Retype the listing that follows, exactly as written.
-- START OF Dataset records --
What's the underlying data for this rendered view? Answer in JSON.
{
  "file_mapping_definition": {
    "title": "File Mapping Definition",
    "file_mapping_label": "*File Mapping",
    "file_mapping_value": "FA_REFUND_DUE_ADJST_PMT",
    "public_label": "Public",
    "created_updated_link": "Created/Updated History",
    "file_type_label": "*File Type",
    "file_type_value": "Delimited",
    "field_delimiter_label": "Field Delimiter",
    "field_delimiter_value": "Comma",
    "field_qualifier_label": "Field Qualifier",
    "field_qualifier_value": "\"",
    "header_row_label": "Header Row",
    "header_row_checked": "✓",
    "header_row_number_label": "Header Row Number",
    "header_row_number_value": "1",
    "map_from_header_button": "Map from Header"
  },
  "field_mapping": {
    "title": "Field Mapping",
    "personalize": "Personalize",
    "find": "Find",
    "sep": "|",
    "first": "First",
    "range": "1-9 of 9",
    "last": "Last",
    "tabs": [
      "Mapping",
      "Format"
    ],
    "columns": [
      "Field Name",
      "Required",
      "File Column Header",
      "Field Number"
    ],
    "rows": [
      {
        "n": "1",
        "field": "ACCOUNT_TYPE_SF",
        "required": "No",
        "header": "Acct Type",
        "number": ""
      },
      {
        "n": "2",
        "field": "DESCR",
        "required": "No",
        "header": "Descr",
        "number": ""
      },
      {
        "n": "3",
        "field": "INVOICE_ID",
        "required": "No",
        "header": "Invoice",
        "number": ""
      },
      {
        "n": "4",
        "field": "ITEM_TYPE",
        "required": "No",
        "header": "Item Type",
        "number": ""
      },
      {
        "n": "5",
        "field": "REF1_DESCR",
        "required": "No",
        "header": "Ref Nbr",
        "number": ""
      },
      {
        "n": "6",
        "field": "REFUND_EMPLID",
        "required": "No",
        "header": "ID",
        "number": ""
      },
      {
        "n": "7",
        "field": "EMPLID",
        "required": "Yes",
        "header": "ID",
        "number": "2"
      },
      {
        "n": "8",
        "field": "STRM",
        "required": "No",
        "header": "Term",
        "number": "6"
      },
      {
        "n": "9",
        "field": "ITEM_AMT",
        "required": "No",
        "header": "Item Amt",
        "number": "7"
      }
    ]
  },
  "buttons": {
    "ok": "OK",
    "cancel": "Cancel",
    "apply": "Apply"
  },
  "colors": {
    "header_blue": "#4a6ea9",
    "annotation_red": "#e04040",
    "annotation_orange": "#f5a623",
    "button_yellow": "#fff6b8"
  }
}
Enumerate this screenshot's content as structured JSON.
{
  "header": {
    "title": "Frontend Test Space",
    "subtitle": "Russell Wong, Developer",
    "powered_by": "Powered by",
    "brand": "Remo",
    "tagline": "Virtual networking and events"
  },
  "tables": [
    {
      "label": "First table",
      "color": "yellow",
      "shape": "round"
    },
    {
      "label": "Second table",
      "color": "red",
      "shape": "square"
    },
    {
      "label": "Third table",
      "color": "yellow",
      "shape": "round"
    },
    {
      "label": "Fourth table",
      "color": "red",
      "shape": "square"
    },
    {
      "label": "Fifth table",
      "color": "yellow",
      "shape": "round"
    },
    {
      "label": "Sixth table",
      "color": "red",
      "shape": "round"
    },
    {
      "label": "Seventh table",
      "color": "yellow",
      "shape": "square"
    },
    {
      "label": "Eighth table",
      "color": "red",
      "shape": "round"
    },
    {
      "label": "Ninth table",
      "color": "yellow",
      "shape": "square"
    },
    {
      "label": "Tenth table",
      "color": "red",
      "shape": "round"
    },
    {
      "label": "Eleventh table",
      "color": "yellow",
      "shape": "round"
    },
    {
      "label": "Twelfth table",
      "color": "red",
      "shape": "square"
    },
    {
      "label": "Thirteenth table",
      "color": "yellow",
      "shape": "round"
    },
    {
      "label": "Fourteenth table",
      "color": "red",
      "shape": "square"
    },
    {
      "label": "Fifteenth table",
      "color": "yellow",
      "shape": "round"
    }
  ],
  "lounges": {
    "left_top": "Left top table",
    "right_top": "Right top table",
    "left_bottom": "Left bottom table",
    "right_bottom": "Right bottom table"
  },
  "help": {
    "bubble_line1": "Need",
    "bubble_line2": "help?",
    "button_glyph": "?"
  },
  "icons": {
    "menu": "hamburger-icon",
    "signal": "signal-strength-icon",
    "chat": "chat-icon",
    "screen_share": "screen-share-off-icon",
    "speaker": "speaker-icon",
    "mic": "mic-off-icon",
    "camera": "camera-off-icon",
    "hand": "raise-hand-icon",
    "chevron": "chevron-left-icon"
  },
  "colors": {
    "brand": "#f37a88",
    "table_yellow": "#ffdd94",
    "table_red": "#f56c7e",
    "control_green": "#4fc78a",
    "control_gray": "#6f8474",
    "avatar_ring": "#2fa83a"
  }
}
-- END OF Dataset records --
## Reply
What's the underlying data for this rendered view? Answer in JSON.
{
  "file_mapping_definition": {
    "title": "File Mapping Definition",
    "file_mapping_label": "*File Mapping",
    "file_mapping_value": "FA_REFUND_DUE_ADJST_PMT",
    "public_label": "Public",
    "created_updated_link": "Created/Updated History",
    "file_type_label": "*File Type",
    "file_type_value": "Delimited",
    "field_delimiter_label": "Field Delimiter",
    "field_delimiter_value": "Comma",
    "field_qualifier_label": "Field Qualifier",
    "field_qualifier_value": "\"",
    "header_row_label": "Header Row",
    "header_row_checked": "✓",
    "header_row_number_label": "Header Row Number",
    "header_row_number_value": "1",
    "map_from_header_button": "Map from Header"
  },
  "field_mapping": {
    "title": "Field Mapping",
    "personalize": "Personalize",
    "find": "Find",
    "sep": "|",
    "first": "First",
    "range": "1-9 of 9",
    "last": "Last",
    "tabs": [
      "Mapping",
      "Format"
    ],
    "columns": [
      "Field Name",
      "Required",
      "File Column Header",
      "Field Number"
    ],
    "rows": [
      {
        "n": "1",
        "field": "ACCOUNT_TYPE_SF",
        "required": "No",
        "header": "Acct Type",
        "number": ""
      },
      {
        "n": "2",
        "field": "DESCR",
        "required": "No",
        "header": "Descr",
        "number": ""
      },
      {
        "n": "3",
        "field": "INVOICE_ID",
        "required": "No",
        "header": "Invoice",
        "number": ""
      },
      {
        "n": "4",
        "field": "ITEM_TYPE",
        "required": "No",
        "header": "Item Type",
        "number": ""
      },
      {
        "n": "5",
        "field": "REF1_DESCR",
        "required": "No",
        "header": "Ref Nbr",
        "number": ""
      },
      {
        "n": "6",
        "field": "REFUND_EMPLID",
        "required": "No",
        "header": "ID",
        "number": ""
      },
      {
        "n": "7",
        "field": "EMPLID",
        "required": "Yes",
        "header": "ID",
        "number": "2"
      },
      {
        "n": "8",
        "field": "STRM",
        "required": "No",
        "header": "Term",
        "number": "6"
      },
      {
        "n": "9",
        "field": "ITEM_AMT",
        "required": "No",
        "header": "Item Amt",
        "number": "7"
      }
    ]
  },
  "buttons": {
    "ok": "OK",
    "cancel": "Cancel",
    "apply": "Apply"
  },
  "colors": {
    "header_blue": "#4a6ea9",
    "annotation_red": "#e04040",
    "annotation_orange": "#f5a623",
    "button_yellow": "#fff6b8"
  }
}
Enumerate this screenshot's content as structured JSON.
{
  "header": {
    "title": "Frontend Test Space",
    "subtitle": "Russell Wong, Developer",
    "powered_by": "Powered by",
    "brand": "Remo",
    "tagline": "Virtual networking and events"
  },
  "tables": [
    {
      "label": "First table",
      "color": "yellow",
      "shape": "round"
    },
    {
      "label": "Second table",
      "color": "red",
      "shape": "square"
    },
    {
      "label": "Third table",
      "color": "yellow",
      "shape": "round"
    },
    {
      "label": "Fourth table",
      "color": "red",
      "shape": "square"
    },
    {
      "label": "Fifth table",
      "color": "yellow",
      "shape": "round"
    },
    {
      "label": "Sixth table",
      "color": "red",
      "shape": "round"
    },
    {
      "label": "Seventh table",
      "color": "yellow",
      "shape": "square"
    },
    {
      "label": "Eighth table",
      "color": "red",
      "shape": "round"
    },
    {
      "label": "Ninth table",
      "color": "yellow",
      "shape": "square"
    },
    {
      "label": "Tenth table",
      "color": "red",
      "shape": "round"
    },
    {
      "label": "Eleventh table",
      "color": "yellow",
      "shape": "round"
    },
    {
      "label": "Twelfth table",
      "color": "red",
      "shape": "square"
    },
    {
      "label": "Thirteenth table",
      "color": "yellow",
      "shape": "round"
    },
    {
      "label": "Fourteenth table",
      "color": "red",
      "shape": "square"
    },
    {
      "label": "Fifteenth table",
      "color": "yellow",
      "shape": "round"
    }
  ],
  "lounges": {
    "left_top": "Left top table",
    "right_top": "Right top table",
    "left_bottom": "Left bottom table",
    "right_bottom": "Right bottom table"
  },
  "help": {
    "bubble_line1": "Need",
    "bubble_line2": "help?",
    "button_glyph": "?"
  },
  "icons": {
    "menu": "hamburger-icon",
    "signal": "signal-strength-icon",
    "chat": "chat-icon",
    "screen_share": "screen-share-off-icon",
    "speaker": "speaker-icon",
    "mic": "mic-off-icon",
    "camera": "camera-off-icon",
    "hand": "raise-hand-icon",
    "chevron": "chevron-left-icon"
  },
  "colors": {
    "brand": "#f37a88",
    "table_yellow": "#ffdd94",
    "table_red": "#f56c7e",
    "control_green": "#4fc78a",
    "control_gray": "#6f8474",
    "avatar_ring": "#2fa83a"
  }
}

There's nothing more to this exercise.